### WORK REQUIRED
The entire listing is to be repeated verbatim.

### RAW RECORDS

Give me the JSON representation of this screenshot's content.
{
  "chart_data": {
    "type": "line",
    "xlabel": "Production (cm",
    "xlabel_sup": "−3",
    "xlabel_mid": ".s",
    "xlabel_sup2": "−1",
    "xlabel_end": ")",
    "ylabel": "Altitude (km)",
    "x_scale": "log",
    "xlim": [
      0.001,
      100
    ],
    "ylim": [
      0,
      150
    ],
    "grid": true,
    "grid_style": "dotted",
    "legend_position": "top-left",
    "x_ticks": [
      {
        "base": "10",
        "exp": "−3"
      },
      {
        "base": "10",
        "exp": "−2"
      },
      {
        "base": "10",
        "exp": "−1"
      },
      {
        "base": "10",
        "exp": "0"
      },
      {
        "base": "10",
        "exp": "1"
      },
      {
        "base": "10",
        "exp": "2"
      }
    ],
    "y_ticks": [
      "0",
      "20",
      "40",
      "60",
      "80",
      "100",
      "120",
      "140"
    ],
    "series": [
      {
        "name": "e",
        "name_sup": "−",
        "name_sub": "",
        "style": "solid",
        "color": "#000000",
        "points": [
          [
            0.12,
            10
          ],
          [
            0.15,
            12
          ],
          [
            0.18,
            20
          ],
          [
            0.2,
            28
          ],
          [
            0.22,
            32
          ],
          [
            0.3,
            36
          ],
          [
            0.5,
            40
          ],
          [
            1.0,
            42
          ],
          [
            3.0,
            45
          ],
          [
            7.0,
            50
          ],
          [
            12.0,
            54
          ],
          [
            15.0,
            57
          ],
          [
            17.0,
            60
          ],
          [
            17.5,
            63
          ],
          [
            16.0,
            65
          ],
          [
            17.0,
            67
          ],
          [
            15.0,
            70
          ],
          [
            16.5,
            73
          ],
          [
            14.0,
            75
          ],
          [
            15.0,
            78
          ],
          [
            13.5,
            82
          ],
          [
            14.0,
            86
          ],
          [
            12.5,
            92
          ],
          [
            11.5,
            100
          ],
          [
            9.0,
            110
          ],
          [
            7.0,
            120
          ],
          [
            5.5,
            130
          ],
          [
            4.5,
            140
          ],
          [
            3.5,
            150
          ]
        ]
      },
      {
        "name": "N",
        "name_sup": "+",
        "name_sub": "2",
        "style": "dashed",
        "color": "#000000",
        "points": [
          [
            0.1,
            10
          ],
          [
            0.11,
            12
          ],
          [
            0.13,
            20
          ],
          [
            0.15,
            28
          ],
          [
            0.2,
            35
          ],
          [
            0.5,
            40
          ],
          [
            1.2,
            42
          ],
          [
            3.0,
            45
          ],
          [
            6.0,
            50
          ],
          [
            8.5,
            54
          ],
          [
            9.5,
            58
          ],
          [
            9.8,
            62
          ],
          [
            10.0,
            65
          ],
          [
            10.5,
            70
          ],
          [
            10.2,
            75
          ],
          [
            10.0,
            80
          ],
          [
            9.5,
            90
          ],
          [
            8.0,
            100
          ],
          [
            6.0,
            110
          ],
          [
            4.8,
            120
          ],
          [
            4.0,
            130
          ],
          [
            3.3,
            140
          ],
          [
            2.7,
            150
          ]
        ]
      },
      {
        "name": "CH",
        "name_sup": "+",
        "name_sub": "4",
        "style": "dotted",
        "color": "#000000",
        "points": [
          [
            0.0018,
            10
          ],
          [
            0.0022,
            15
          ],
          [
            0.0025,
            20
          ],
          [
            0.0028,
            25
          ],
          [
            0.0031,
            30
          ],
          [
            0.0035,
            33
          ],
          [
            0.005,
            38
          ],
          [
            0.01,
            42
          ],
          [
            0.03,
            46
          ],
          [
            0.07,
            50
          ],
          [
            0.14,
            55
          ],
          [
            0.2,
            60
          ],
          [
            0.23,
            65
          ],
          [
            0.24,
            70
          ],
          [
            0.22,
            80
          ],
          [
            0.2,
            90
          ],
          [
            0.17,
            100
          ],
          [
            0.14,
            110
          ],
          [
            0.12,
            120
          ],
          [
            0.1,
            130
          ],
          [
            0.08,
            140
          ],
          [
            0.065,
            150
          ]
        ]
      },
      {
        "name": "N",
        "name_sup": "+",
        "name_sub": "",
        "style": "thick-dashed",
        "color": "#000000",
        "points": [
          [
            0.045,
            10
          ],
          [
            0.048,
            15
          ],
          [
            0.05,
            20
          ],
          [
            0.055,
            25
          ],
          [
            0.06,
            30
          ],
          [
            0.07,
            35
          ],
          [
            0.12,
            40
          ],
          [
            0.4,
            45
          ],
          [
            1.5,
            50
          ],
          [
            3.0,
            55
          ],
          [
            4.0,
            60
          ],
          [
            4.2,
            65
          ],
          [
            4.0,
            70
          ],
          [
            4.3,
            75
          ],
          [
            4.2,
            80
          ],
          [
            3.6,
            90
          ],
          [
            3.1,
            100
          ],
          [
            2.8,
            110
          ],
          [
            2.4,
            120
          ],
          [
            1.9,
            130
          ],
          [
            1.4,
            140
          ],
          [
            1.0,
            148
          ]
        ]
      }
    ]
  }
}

### ANSWER IN FULL
Give me the JSON representation of this screenshot's content.
{
  "chart_data": {
    "type": "line",
    "xlabel": "Production (cm",
    "xlabel_sup": "−3",
    "xlabel_mid": ".s",
    "xlabel_sup2": "−1",
    "xlabel_end": ")",
    "ylabel": "Altitude (km)",
    "x_scale": "log",
    "xlim": [
      0.001,
      100
    ],
    "ylim": [
      0,
      150
    ],
    "grid": true,
    "grid_style": "dotted",
    "legend_position": "top-left",
    "x_ticks": [
      {
        "base": "10",
        "exp": "−3"
      },
      {
        "base": "10",
        "exp": "−2"
      },
      {
        "base": "10",
        "exp": "−1"
      },
      {
        "base": "10",
        "exp": "0"
      },
      {
        "base": "10",
        "exp": "1"
      },
      {
        "base": "10",
        "exp": "2"
      }
    ],
    "y_ticks": [
      "0",
      "20",
      "40",
      "60",
      "80",
      "100",
      "120",
      "140"
    ],
    "series": [
      {
        "name": "e",
        "name_sup": "−",
        "name_sub": "",
        "style": "solid",
        "color": "#000000",
        "points": [
          [
            0.12,
            10
          ],
          [
            0.15,
            12
          ],
          [
            0.18,
            20
          ],
          [
            0.2,
            28
          ],
          [
            0.22,
            32
          ],
          [
            0.3,
            36
          ],
          [
            0.5,
            40
          ],
          [
            1.0,
            42
          ],
          [
            3.0,
            45
          ],
          [
            7.0,
            50
          ],
          [
            12.0,
            54
          ],
          [
            15.0,
            57
          ],
          [
            17.0,
            60
          ],
          [
            17.5,
            63
          ],
          [
            16.0,
            65
          ],
          [
            17.0,
            67
          ],
          [
            15.0,
            70
          ],
          [
            16.5,
            73
          ],
          [
            14.0,
            75
          ],
          [
            15.0,
            78
          ],
          [
            13.5,
            82
          ],
          [
            14.0,
            86
          ],
          [
            12.5,
            92
          ],
          [
            11.5,
            100
          ],
          [
            9.0,
            110
          ],
          [
            7.0,
            120
          ],
          [
            5.5,
            130
          ],
          [
            4.5,
            140
          ],
          [
            3.5,
            150
          ]
        ]
      },
      {
        "name": "N",
        "name_sup": "+",
        "name_sub": "2",
        "style": "dashed",
        "color": "#000000",
        "points": [
          [
            0.1,
            10
          ],
          [
            0.11,
            12
          ],
          [
            0.13,
            20
          ],
          [
            0.15,
            28
          ],
          [
            0.2,
            35
          ],
          [
            0.5,
            40
          ],
          [
            1.2,
            42
          ],
          [
            3.0,
            45
          ],
          [
            6.0,
            50
          ],
          [
            8.5,
            54
          ],
          [
            9.5,
            58
          ],
          [
            9.8,
            62
          ],
          [
            10.0,
            65
          ],
          [
            10.5,
            70
          ],
          [
            10.2,
            75
          ],
          [
            10.0,
            80
          ],
          [
            9.5,
            90
          ],
          [
            8.0,
            100
          ],
          [
            6.0,
            110
          ],
          [
            4.8,
            120
          ],
          [
            4.0,
            130
          ],
          [
            3.3,
            140
          ],
          [
            2.7,
            150
          ]
        ]
      },
      {
        "name": "CH",
        "name_sup": "+",
        "name_sub": "4",
        "style": "dotted",
        "color": "#000000",
        "points": [
          [
            0.0018,
            10
          ],
          [
            0.0022,
            15
          ],
          [
            0.0025,
            20
          ],
          [
            0.0028,
            25
          ],
          [
            0.0031,
            30
          ],
          [
            0.0035,
            33
          ],
          [
            0.005,
            38
          ],
          [
            0.01,
            42
          ],
          [
            0.03,
            46
          ],
          [
            0.07,
            50
          ],
          [
            0.14,
            55
          ],
          [
            0.2,
            60
          ],
          [
            0.23,
            65
          ],
          [
            0.24,
            70
          ],
          [
            0.22,
            80
          ],
          [
            0.2,
            90
          ],
          [
            0.17,
            100
          ],
          [
            0.14,
            110
          ],
          [
            0.12,
            120
          ],
          [
            0.1,
            130
          ],
          [
            0.08,
            140
          ],
          [
            0.065,
            150
          ]
        ]
      },
      {
        "name": "N",
        "name_sup": "+",
        "name_sub": "",
        "style": "thick-dashed",
        "color": "#000000",
        "points": [
          [
            0.045,
            10
          ],
          [
            0.048,
            15
          ],
          [
            0.05,
            20
          ],
          [
            0.055,
            25
          ],
          [
            0.06,
            30
          ],
          [
            0.07,
            35
          ],
          [
            0.12,
            40
          ],
          [
            0.4,
            45
          ],
          [
            1.5,
            50
          ],
          [
            3.0,
            55
          ],
          [
            4.0,
            60
          ],
          [
            4.2,
            65
          ],
          [
            4.0,
            70
          ],
          [
            4.3,
            75
          ],
          [
            4.2,
            80
          ],
          [
            3.6,
            90
          ],
          [
            3.1,
            100
          ],
          [
            2.8,
            110
          ],
          [
            2.4,
            120
          ],
          [
            1.9,
            130
          ],
          [
            1.4,
            140
          ],
          [
            1.0,
            148
          ]
        ]
      }
    ]
  }
}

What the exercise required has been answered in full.